- **REQUIREMENT**: Do the following statements agree with the abstract on the [18F]92 PET study? For each, answer yes or no and quote the deciding words. 1. The automated radiosynthesis of [18F]92 took longer than an hour. 2. More participants were classified as Aβ (+) than as Aβ (−). 3. Plasma Aβ42 showed a positive correlation with global SUVR.

Novel β‑amyloid PET Imaging Study of [18F]92 in Patients with Cognitive Decline

• Published in: ACS omega Vol. 9; no. 32; pp. 34675 - 34683
• Main Authors: Ni, Ming, Zhu, Xingxing, Wang, Kaixuan, Guo, Wenliang, Shi, Qin, Li, Yuying, Cui, Mengchao, Xie, Qiang
• Format: Journal Article
• Language: English
• Published: United States American Chemical Society 13.08.2024
• ISSN: 2470-1343; 2470-1343
• DOI: 10.1021/acsomega.4c03412

[18F]-4-((E)-(((E)-4-(2-(2-(2-Fluoroethoxy)­ethoxy)­ethoxy)­benzylidene)-hydrazono)­methyl)-N-methylaniline ([18F]92) is a novel positron emission tomography (PET) tracer previously reported to exhibit high binding affinity to aggregated β-amyloid (Aβ). This study aims to report a fully automated radiosynthesis procedure for [18F]92, explore its radioactive distribution in the brains of healthy subjects, and investigate its potential application value in the early diagnosis of Alzheimer’s disease (AD). The fully automated radiosynthesis of [18F]92 was performed on the AllinOne module. Thirty one participants were recruited for this study. Dynamic [18F]92 PET imaging was conducted over 0–90 min period to assess time–activity curves (TAC) and standardized uptake value ratio (SUVR) curves in cognitively normal (CN) subjects. All participants were visually classified as either positive (+) or negative (−). Semiquantitative analyses of [18F]92 were performed by calculating SUVRs in different regions of interest. Furthermore, the study analyzed the relationships between global SUVR and plasma AD biomarkers, including Aβ42, Aβ40, P-tau181, and T-tau. The automated radiosynthesis of [18F]92 was completed within 50 min, yielding a radiochemical purity of greater than 95% and a radiochemical yield of 36 ± 3% (nondecay-corrected). Among the participants, 15 were estimated as Aβ (−) and 16 as Aβ (+). TACs indicated that [18F]92 rapidly crossed the blood–brain barrier within 10 min, followed by a rapid decrease, which then slowed down in the last 50–90 min. SUVR curves revealed that SUVR values stabilized around 60–70 min after injection and reached an equilibrium between 70 and 90 min, primarily in the cerebral cortex. SUVRs of Aβ (+) participants were significantly higher than those of Aβ (−) individuals within the cerebral cortex. In addition, Aβ42 and the Aβ42/Aβ40 ratio exhibited negative correlations with global SUVR, while plasma P-tau181 and the P-tau181/T-tau ratio displayed positive correlations with global SUVR. [18F]92 exhibits excellent pharmacokinetic properties in the human brain and can be synthesized automatically on a large scale. [18F]92 is a promising and reliable radiotracer for estimating Aβ pathology accumulation, providing valuable assistance in AD diagnosis and guiding clinical trials of therapeutic drugs.

- **SUPPLIED ENTRIES**:
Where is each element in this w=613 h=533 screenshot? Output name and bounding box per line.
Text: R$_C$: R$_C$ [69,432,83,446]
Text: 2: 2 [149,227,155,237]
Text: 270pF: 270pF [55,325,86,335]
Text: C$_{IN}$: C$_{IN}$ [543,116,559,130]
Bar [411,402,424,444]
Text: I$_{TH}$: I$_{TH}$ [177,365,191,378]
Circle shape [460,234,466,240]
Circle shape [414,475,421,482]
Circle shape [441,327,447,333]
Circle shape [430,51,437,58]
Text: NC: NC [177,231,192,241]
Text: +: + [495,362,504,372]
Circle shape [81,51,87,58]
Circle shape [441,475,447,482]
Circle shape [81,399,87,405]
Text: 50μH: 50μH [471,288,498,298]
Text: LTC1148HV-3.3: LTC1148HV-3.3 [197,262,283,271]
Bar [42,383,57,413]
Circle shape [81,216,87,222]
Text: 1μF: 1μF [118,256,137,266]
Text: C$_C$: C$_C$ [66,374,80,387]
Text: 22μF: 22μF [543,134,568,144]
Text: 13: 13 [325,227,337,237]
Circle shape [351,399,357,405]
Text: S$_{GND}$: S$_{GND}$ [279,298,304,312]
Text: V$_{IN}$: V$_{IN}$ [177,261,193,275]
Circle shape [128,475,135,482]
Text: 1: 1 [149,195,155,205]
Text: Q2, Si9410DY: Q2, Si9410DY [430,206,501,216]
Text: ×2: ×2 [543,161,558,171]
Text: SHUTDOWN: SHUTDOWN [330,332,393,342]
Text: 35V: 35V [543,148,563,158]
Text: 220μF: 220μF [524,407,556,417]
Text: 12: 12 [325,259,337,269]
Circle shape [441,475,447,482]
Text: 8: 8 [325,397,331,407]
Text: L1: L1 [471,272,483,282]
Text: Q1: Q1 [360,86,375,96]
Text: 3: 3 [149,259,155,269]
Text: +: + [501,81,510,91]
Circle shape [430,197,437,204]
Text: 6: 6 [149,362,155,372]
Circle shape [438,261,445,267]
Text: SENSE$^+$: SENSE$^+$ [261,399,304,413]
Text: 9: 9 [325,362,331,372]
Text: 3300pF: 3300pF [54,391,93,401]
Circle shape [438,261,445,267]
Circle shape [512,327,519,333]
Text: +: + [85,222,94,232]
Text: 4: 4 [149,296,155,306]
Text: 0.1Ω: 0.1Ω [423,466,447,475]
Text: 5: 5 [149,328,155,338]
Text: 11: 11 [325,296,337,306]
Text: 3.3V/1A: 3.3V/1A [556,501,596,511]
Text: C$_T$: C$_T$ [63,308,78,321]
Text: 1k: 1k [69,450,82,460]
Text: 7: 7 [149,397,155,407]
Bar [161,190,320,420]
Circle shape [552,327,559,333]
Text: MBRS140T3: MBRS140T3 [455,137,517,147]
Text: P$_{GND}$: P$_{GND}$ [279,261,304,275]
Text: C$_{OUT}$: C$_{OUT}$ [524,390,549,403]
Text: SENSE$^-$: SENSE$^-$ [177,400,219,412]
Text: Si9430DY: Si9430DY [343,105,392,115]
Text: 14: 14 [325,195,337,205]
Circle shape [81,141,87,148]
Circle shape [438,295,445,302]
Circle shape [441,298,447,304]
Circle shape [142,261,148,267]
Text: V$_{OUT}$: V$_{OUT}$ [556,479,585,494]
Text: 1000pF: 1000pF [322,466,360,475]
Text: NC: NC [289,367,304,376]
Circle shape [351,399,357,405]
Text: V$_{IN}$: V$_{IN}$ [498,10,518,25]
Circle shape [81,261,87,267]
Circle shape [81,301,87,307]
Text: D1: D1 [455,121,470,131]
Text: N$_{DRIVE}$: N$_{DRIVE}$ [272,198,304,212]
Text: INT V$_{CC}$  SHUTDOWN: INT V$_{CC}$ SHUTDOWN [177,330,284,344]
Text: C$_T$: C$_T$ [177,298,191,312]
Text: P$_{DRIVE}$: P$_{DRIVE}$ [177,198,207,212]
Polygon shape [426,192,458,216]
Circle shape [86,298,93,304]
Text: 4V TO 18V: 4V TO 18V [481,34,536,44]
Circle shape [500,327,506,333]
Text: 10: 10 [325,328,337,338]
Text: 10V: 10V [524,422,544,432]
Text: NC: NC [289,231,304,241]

- **ANSWER TO THE EXERCISE**:
1. No: "The automated radiosynthesis of [18F]92 was completed within 50 min"
2. Yes: "15 were estimated as Aβ (−) and 16 as Aβ (+)"
3. No: "Aβ42 and the Aβ42/Aβ40 ratio exhibited negative correlations with global SUVR"